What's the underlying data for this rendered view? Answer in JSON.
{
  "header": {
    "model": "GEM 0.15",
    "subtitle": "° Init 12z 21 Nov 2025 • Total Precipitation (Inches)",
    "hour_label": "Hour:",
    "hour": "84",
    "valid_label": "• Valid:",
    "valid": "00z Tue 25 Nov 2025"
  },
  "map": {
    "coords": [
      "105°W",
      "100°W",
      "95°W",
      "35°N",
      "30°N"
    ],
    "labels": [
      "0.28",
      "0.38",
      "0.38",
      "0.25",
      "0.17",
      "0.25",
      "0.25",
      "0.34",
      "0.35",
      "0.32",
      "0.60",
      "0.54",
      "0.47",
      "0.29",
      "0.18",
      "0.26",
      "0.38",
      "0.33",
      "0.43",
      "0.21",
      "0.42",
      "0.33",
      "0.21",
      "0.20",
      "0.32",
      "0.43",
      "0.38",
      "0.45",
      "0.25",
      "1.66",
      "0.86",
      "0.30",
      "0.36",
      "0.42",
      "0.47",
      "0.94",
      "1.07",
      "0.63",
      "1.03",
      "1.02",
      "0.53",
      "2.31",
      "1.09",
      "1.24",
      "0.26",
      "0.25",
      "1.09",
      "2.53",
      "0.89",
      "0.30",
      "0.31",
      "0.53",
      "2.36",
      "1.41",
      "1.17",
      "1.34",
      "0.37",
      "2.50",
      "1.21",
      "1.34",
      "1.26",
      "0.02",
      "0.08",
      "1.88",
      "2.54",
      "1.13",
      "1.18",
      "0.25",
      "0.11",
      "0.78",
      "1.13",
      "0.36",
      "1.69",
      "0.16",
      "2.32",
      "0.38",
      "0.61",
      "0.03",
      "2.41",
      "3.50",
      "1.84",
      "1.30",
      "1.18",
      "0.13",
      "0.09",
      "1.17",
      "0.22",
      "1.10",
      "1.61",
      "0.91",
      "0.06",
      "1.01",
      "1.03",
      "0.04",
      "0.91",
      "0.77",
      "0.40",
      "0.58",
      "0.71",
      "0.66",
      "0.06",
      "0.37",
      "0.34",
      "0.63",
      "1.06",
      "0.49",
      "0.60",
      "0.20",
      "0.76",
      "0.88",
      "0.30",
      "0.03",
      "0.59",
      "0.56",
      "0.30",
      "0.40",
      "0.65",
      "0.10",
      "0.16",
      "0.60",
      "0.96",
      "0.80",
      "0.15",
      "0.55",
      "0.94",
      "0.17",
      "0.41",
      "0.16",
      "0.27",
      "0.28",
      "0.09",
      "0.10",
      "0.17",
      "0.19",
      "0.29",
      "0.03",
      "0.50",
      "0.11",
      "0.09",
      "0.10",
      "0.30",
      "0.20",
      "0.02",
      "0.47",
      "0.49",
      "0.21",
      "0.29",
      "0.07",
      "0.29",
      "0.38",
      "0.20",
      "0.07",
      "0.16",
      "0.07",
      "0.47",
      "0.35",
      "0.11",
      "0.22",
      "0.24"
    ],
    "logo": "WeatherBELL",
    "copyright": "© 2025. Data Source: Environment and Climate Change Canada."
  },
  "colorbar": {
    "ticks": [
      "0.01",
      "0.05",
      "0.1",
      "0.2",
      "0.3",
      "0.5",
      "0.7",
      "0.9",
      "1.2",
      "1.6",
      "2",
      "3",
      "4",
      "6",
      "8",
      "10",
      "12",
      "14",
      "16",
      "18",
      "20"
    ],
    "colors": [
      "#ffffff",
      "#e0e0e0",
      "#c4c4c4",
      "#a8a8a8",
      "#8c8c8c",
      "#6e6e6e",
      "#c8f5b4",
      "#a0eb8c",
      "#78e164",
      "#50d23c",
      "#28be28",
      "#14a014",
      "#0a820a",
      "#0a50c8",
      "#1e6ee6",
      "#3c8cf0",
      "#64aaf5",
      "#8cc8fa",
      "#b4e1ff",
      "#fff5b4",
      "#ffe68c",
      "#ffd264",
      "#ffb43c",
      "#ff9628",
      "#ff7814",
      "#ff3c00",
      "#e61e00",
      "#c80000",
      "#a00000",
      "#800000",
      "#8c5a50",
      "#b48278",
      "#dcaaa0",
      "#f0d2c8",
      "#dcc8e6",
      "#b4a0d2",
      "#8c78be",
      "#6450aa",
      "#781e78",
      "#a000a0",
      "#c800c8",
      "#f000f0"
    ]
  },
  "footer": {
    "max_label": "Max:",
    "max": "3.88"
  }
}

__WHAT TO WORK ON__:
Each entry above is to be set down again in exactly the same words.

__SOLUTION TO THE EXERCISE__:
What's the underlying data for this rendered view? Answer in JSON.
{
  "header": {
    "model": "GEM 0.15",
    "subtitle": "° Init 12z 21 Nov 2025 • Total Precipitation (Inches)",
    "hour_label": "Hour:",
    "hour": "84",
    "valid_label": "• Valid:",
    "valid": "00z Tue 25 Nov 2025"
  },
  "map": {
    "coords": [
      "105°W",
      "100°W",
      "95°W",
      "35°N",
      "30°N"
    ],
    "labels": [
      "0.28",
      "0.38",
      "0.38",
      "0.25",
      "0.17",
      "0.25",
      "0.25",
      "0.34",
      "0.35",
      "0.32",
      "0.60",
      "0.54",
      "0.47",
      "0.29",
      "0.18",
      "0.26",
      "0.38",
      "0.33",
      "0.43",
      "0.21",
      "0.42",
      "0.33",
      "0.21",
      "0.20",
      "0.32",
      "0.43",
      "0.38",
      "0.45",
      "0.25",
      "1.66",
      "0.86",
      "0.30",
      "0.36",
      "0.42",
      "0.47",
      "0.94",
      "1.07",
      "0.63",
      "1.03",
      "1.02",
      "0.53",
      "2.31",
      "1.09",
      "1.24",
      "0.26",
      "0.25",
      "1.09",
      "2.53",
      "0.89",
      "0.30",
      "0.31",
      "0.53",
      "2.36",
      "1.41",
      "1.17",
      "1.34",
      "0.37",
      "2.50",
      "1.21",
      "1.34",
      "1.26",
      "0.02",
      "0.08",
      "1.88",
      "2.54",
      "1.13",
      "1.18",
      "0.25",
      "0.11",
      "0.78",
      "1.13",
      "0.36",
      "1.69",
      "0.16",
      "2.32",
      "0.38",
      "0.61",
      "0.03",
      "2.41",
      "3.50",
      "1.84",
      "1.30",
      "1.18",
      "0.13",
      "0.09",
      "1.17",
      "0.22",
      "1.10",
      "1.61",
      "0.91",
      "0.06",
      "1.01",
      "1.03",
      "0.04",
      "0.91",
      "0.77",
      "0.40",
      "0.58",
      "0.71",
      "0.66",
      "0.06",
      "0.37",
      "0.34",
      "0.63",
      "1.06",
      "0.49",
      "0.60",
      "0.20",
      "0.76",
      "0.88",
      "0.30",
      "0.03",
      "0.59",
      "0.56",
      "0.30",
      "0.40",
      "0.65",
      "0.10",
      "0.16",
      "0.60",
      "0.96",
      "0.80",
      "0.15",
      "0.55",
      "0.94",
      "0.17",
      "0.41",
      "0.16",
      "0.27",
      "0.28",
      "0.09",
      "0.10",
      "0.17",
      "0.19",
      "0.29",
      "0.03",
      "0.50",
      "0.11",
      "0.09",
      "0.10",
      "0.30",
      "0.20",
      "0.02",
      "0.47",
      "0.49",
      "0.21",
      "0.29",
      "0.07",
      "0.29",
      "0.38",
      "0.20",
      "0.07",
      "0.16",
      "0.07",
      "0.47",
      "0.35",
      "0.11",
      "0.22",
      "0.24"
    ],
    "logo": "WeatherBELL",
    "copyright": "© 2025. Data Source: Environment and Climate Change Canada."
  },
  "colorbar": {
    "ticks": [
      "0.01",
      "0.05",
      "0.1",
      "0.2",
      "0.3",
      "0.5",
      "0.7",
      "0.9",
      "1.2",
      "1.6",
      "2",
      "3",
      "4",
      "6",
      "8",
      "10",
      "12",
      "14",
      "16",
      "18",
      "20"
    ],
    "colors": [
      "#ffffff",
      "#e0e0e0",
      "#c4c4c4",
      "#a8a8a8",
      "#8c8c8c",
      "#6e6e6e",
      "#c8f5b4",
      "#a0eb8c",
      "#78e164",
      "#50d23c",
      "#28be28",
      "#14a014",
      "#0a820a",
      "#0a50c8",
      "#1e6ee6",
      "#3c8cf0",
      "#64aaf5",
      "#8cc8fa",
      "#b4e1ff",
      "#fff5b4",
      "#ffe68c",
      "#ffd264",
      "#ffb43c",
      "#ff9628",
      "#ff7814",
      "#ff3c00",
      "#e61e00",
      "#c80000",
      "#a00000",
      "#800000",
      "#8c5a50",
      "#b48278",
      "#dcaaa0",
      "#f0d2c8",
      "#dcc8e6",
      "#b4a0d2",
      "#8c78be",
      "#6450aa",
      "#781e78",
      "#a000a0",
      "#c800c8",
      "#f000f0"
    ]
  },
  "footer": {
    "max_label": "Max:",
    "max": "3.88"
  }
}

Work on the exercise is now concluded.